Data shown:
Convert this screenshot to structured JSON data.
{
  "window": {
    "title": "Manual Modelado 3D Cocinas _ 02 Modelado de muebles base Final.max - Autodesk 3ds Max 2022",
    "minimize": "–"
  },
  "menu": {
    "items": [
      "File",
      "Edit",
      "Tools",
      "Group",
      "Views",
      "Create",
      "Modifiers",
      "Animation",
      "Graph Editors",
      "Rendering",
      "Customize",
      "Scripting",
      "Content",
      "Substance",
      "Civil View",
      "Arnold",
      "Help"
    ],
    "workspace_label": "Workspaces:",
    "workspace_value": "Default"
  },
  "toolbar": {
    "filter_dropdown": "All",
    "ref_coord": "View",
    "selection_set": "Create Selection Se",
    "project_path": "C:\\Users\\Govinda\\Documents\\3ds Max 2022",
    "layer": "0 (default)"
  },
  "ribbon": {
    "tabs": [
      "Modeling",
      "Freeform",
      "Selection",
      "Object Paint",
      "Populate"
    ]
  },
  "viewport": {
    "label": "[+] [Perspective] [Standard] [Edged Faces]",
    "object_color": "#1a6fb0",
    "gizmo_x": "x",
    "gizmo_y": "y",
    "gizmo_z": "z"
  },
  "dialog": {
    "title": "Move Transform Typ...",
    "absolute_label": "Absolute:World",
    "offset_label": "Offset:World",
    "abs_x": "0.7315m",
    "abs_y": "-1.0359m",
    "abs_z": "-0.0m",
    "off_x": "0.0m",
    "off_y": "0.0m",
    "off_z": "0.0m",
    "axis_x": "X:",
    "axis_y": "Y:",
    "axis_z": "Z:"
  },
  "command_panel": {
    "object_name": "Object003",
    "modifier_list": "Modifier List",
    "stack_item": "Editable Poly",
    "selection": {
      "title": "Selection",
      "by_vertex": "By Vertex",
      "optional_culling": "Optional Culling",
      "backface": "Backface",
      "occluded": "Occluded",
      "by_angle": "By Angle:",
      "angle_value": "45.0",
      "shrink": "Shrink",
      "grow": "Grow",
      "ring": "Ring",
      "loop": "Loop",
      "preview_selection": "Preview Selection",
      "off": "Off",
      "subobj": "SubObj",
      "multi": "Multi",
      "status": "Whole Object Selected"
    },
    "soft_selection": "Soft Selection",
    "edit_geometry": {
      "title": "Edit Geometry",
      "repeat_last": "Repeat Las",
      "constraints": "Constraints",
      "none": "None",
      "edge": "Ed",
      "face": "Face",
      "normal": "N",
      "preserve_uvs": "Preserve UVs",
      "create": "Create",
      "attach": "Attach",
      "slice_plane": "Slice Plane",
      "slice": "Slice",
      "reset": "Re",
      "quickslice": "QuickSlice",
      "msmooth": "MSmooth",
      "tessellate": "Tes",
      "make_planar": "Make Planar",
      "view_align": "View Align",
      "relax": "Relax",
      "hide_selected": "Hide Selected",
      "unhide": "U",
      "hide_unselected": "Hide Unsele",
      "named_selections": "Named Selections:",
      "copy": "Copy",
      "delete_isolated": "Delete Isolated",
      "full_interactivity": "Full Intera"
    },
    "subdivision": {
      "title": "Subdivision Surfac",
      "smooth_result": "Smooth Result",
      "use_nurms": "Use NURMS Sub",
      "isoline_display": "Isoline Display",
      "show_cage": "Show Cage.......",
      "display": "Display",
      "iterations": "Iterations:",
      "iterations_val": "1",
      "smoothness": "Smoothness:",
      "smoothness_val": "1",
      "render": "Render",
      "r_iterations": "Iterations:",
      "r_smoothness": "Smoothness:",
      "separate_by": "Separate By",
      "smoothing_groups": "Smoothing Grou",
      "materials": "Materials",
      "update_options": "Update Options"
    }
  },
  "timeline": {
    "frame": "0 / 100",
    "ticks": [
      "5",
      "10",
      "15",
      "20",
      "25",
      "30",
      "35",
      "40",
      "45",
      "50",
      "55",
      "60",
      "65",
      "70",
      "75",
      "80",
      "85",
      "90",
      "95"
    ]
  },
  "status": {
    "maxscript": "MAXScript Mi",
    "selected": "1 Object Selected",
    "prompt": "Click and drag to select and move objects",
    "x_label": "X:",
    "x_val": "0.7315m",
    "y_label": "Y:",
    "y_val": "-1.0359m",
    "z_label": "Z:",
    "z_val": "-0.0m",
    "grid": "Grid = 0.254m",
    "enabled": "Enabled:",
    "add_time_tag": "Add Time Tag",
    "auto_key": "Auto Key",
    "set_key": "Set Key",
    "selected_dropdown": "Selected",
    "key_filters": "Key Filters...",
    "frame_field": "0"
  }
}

Task prompt:
The records above need to be transcribed in full. Keep every character unchanged.

Final answer:
Convert this screenshot to structured JSON data.
{
  "window": {
    "title": "Manual Modelado 3D Cocinas _ 02 Modelado de muebles base Final.max - Autodesk 3ds Max 2022",
    "minimize": "–"
  },
  "menu": {
    "items": [
      "File",
      "Edit",
      "Tools",
      "Group",
      "Views",
      "Create",
      "Modifiers",
      "Animation",
      "Graph Editors",
      "Rendering",
      "Customize",
      "Scripting",
      "Content",
      "Substance",
      "Civil View",
      "Arnold",
      "Help"
    ],
    "workspace_label": "Workspaces:",
    "workspace_value": "Default"
  },
  "toolbar": {
    "filter_dropdown": "All",
    "ref_coord": "View",
    "selection_set": "Create Selection Se",
    "project_path": "C:\\Users\\Govinda\\Documents\\3ds Max 2022",
    "layer": "0 (default)"
  },
  "ribbon": {
    "tabs": [
      "Modeling",
      "Freeform",
      "Selection",
      "Object Paint",
      "Populate"
    ]
  },
  "viewport": {
    "label": "[+] [Perspective] [Standard] [Edged Faces]",
    "object_color": "#1a6fb0",
    "gizmo_x": "x",
    "gizmo_y": "y",
    "gizmo_z": "z"
  },
  "dialog": {
    "title": "Move Transform Typ...",
    "absolute_label": "Absolute:World",
    "offset_label": "Offset:World",
    "abs_x": "0.7315m",
    "abs_y": "-1.0359m",
    "abs_z": "-0.0m",
    "off_x": "0.0m",
    "off_y": "0.0m",
    "off_z": "0.0m",
    "axis_x": "X:",
    "axis_y": "Y:",
    "axis_z": "Z:"
  },
  "command_panel": {
    "object_name": "Object003",
    "modifier_list": "Modifier List",
    "stack_item": "Editable Poly",
    "selection": {
      "title": "Selection",
      "by_vertex": "By Vertex",
      "optional_culling": "Optional Culling",
      "backface": "Backface",
      "occluded": "Occluded",
      "by_angle": "By Angle:",
      "angle_value": "45.0",
      "shrink": "Shrink",
      "grow": "Grow",
      "ring": "Ring",
      "loop": "Loop",
      "preview_selection": "Preview Selection",
      "off": "Off",
      "subobj": "SubObj",
      "multi": "Multi",
      "status": "Whole Object Selected"
    },
    "soft_selection": "Soft Selection",
    "edit_geometry": {
      "title": "Edit Geometry",
      "repeat_last": "Repeat Las",
      "constraints": "Constraints",
      "none": "None",
      "edge": "Ed",
      "face": "Face",
      "normal": "N",
      "preserve_uvs": "Preserve UVs",
      "create": "Create",
      "attach": "Attach",
      "slice_plane": "Slice Plane",
      "slice": "Slice",
      "reset": "Re",
      "quickslice": "QuickSlice",
      "msmooth": "MSmooth",
      "tessellate": "Tes",
      "make_planar": "Make Planar",
      "view_align": "View Align",
      "relax": "Relax",
      "hide_selected": "Hide Selected",
      "unhide": "U",
      "hide_unselected": "Hide Unsele",
      "named_selections": "Named Selections:",
      "copy": "Copy",
      "delete_isolated": "Delete Isolated",
      "full_interactivity": "Full Intera"
    },
    "subdivision": {
      "title": "Subdivision Surfac",
      "smooth_result": "Smooth Result",
      "use_nurms": "Use NURMS Sub",
      "isoline_display": "Isoline Display",
      "show_cage": "Show Cage.......",
      "display": "Display",
      "iterations": "Iterations:",
      "iterations_val": "1",
      "smoothness": "Smoothness:",
      "smoothness_val": "1",
      "render": "Render",
      "r_iterations": "Iterations:",
      "r_smoothness": "Smoothness:",
      "separate_by": "Separate By",
      "smoothing_groups": "Smoothing Grou",
      "materials": "Materials",
      "update_options": "Update Options"
    }
  },
  "timeline": {
    "frame": "0 / 100",
    "ticks": [
      "5",
      "10",
      "15",
      "20",
      "25",
      "30",
      "35",
      "40",
      "45",
      "50",
      "55",
      "60",
      "65",
      "70",
      "75",
      "80",
      "85",
      "90",
      "95"
    ]
  },
  "status": {
    "maxscript": "MAXScript Mi",
    "selected": "1 Object Selected",
    "prompt": "Click and drag to select and move objects",
    "x_label": "X:",
    "x_val": "0.7315m",
    "y_label": "Y:",
    "y_val": "-1.0359m",
    "z_label": "Z:",
    "z_val": "-0.0m",
    "grid": "Grid = 0.254m",
    "enabled": "Enabled:",
    "add_time_tag": "Add Time Tag",
    "auto_key": "Auto Key",
    "set_key": "Set Key",
    "selected_dropdown": "Selected",
    "key_filters": "Key Filters...",
    "frame_field": "0"
  }
}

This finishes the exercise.